Type every record exactly as it appears.

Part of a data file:
* * * * * * * * *

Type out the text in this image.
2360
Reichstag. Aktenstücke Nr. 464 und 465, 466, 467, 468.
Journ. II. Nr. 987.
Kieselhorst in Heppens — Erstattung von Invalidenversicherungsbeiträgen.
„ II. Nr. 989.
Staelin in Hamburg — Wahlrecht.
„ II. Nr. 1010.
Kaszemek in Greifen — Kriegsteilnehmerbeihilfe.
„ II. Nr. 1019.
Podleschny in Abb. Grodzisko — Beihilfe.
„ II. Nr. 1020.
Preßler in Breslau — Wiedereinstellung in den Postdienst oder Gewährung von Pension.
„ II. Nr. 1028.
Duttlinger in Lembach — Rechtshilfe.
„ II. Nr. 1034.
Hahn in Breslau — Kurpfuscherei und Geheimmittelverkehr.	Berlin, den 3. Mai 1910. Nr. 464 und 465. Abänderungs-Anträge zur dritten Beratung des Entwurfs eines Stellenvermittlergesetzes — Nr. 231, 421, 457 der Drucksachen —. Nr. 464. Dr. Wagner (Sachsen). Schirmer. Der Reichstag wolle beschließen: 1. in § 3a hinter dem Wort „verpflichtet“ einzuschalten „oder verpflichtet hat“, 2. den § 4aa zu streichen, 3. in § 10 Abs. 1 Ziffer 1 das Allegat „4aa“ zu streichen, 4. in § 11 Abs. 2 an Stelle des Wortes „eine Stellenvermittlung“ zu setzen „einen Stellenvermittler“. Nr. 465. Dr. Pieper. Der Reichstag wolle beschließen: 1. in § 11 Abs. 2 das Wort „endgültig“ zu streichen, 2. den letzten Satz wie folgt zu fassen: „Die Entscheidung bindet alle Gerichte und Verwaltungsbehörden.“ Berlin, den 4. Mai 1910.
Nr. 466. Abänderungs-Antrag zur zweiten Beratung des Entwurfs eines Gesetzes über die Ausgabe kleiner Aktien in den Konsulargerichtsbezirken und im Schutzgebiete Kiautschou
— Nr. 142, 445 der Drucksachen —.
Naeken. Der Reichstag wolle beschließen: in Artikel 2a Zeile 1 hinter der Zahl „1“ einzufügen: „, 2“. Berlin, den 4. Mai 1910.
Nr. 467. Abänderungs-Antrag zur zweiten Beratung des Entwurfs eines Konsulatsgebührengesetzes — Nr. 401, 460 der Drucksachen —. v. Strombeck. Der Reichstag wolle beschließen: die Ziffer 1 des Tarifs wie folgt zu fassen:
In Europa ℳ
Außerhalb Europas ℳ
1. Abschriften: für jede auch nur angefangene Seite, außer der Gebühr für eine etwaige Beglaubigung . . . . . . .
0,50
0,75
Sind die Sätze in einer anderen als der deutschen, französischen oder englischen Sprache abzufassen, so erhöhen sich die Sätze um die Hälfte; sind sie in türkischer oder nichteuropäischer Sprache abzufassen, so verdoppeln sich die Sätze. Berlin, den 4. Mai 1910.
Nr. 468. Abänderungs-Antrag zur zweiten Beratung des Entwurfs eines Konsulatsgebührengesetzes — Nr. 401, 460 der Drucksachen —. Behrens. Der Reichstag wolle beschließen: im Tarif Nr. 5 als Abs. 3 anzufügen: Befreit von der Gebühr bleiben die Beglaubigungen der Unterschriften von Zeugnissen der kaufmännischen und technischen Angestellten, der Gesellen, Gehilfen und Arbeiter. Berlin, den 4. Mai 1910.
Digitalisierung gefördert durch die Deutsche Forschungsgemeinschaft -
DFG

* * * * * * * * *

> Finished answer:
Type out the text in this image.
2360
Reichstag. Aktenstücke Nr. 464 und 465, 466, 467, 468.
Journ. II. Nr. 987.
Kieselhorst in Heppens — Erstattung von Invalidenversicherungsbeiträgen.
„ II. Nr. 989.
Staelin in Hamburg — Wahlrecht.
„ II. Nr. 1010.
Kaszemek in Greifen — Kriegsteilnehmerbeihilfe.
„ II. Nr. 1019.
Podleschny in Abb. Grodzisko — Beihilfe.
„ II. Nr. 1020.
Preßler in Breslau — Wiedereinstellung in den Postdienst oder Gewährung von Pension.
„ II. Nr. 1028.
Duttlinger in Lembach — Rechtshilfe.
„ II. Nr. 1034.
Hahn in Breslau — Kurpfuscherei und Geheimmittelverkehr.	Berlin, den 3. Mai 1910. Nr. 464 und 465. Abänderungs-Anträge zur dritten Beratung des Entwurfs eines Stellenvermittlergesetzes — Nr. 231, 421, 457 der Drucksachen —. Nr. 464. Dr. Wagner (Sachsen). Schirmer. Der Reichstag wolle beschließen: 1. in § 3a hinter dem Wort „verpflichtet“ einzuschalten „oder verpflichtet hat“, 2. den § 4aa zu streichen, 3. in § 10 Abs. 1 Ziffer 1 das Allegat „4aa“ zu streichen, 4. in § 11 Abs. 2 an Stelle des Wortes „eine Stellenvermittlung“ zu setzen „einen Stellenvermittler“. Nr. 465. Dr. Pieper. Der Reichstag wolle beschließen: 1. in § 11 Abs. 2 das Wort „endgültig“ zu streichen, 2. den letzten Satz wie folgt zu fassen: „Die Entscheidung bindet alle Gerichte und Verwaltungsbehörden.“ Berlin, den 4. Mai 1910.
Nr. 466. Abänderungs-Antrag zur zweiten Beratung des Entwurfs eines Gesetzes über die Ausgabe kleiner Aktien in den Konsulargerichtsbezirken und im Schutzgebiete Kiautschou
— Nr. 142, 445 der Drucksachen —.
Naeken. Der Reichstag wolle beschließen: in Artikel 2a Zeile 1 hinter der Zahl „1“ einzufügen: „, 2“. Berlin, den 4. Mai 1910.
Nr. 467. Abänderungs-Antrag zur zweiten Beratung des Entwurfs eines Konsulatsgebührengesetzes — Nr. 401, 460 der Drucksachen —. v. Strombeck. Der Reichstag wolle beschließen: die Ziffer 1 des Tarifs wie folgt zu fassen:
In Europa ℳ
Außerhalb Europas ℳ
1. Abschriften: für jede auch nur angefangene Seite, außer der Gebühr für eine etwaige Beglaubigung . . . . . . .
0,50
0,75
Sind die Sätze in einer anderen als der deutschen, französischen oder englischen Sprache abzufassen, so erhöhen sich die Sätze um die Hälfte; sind sie in türkischer oder nichteuropäischer Sprache abzufassen, so verdoppeln sich die Sätze. Berlin, den 4. Mai 1910.
Nr. 468. Abänderungs-Antrag zur zweiten Beratung des Entwurfs eines Konsulatsgebührengesetzes — Nr. 401, 460 der Drucksachen —. Behrens. Der Reichstag wolle beschließen: im Tarif Nr. 5 als Abs. 3 anzufügen: Befreit von der Gebühr bleiben die Beglaubigungen der Unterschriften von Zeugnissen der kaufmännischen und technischen Angestellten, der Gesellen, Gehilfen und Arbeiter. Berlin, den 4. Mai 1910.
Digitalisierung gefördert durch die Deutsche Forschungsgemeinschaft -
DFG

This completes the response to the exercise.